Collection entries
════════════════════

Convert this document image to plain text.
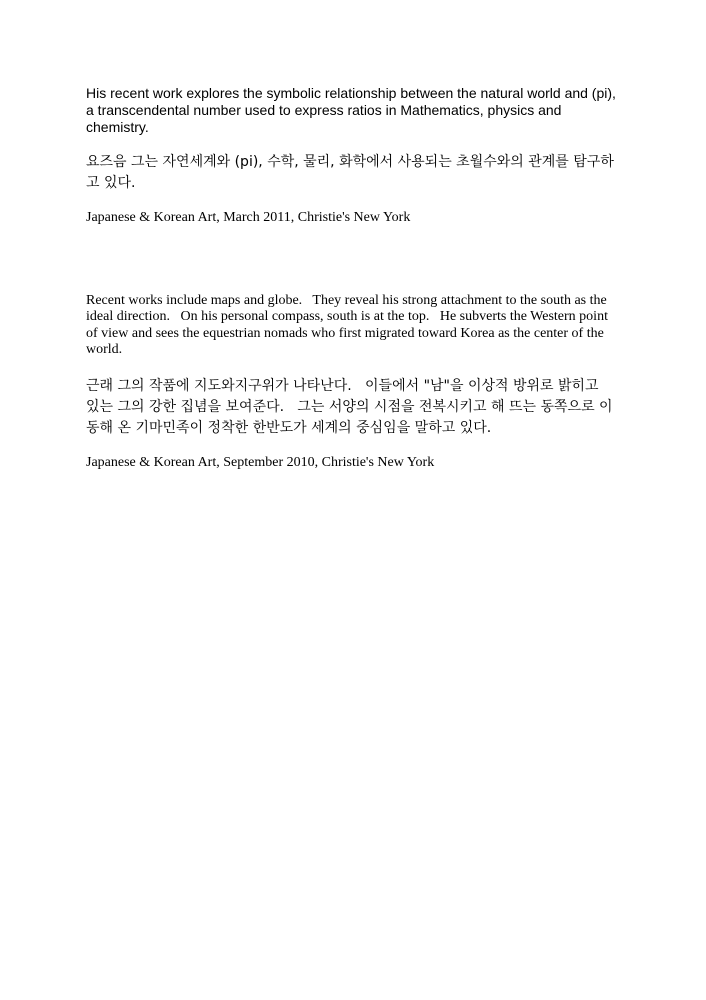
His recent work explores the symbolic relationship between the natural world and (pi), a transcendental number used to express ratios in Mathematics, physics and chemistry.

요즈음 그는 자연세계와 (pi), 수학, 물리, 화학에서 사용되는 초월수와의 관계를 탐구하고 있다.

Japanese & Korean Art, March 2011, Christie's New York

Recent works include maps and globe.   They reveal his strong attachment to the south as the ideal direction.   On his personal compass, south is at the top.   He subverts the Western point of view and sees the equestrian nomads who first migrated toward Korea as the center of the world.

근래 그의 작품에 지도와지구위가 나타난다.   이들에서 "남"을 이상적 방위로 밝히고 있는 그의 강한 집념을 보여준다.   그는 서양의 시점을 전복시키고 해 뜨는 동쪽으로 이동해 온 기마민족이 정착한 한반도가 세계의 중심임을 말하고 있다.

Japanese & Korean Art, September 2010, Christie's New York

════════════════════

▶ Objective
Show every line where the string "Korean" appears.

▶ The reply
Japanese & Korean Art, March 2011, Christie's New York
Japanese & Korean Art, September 2010, Christie's New York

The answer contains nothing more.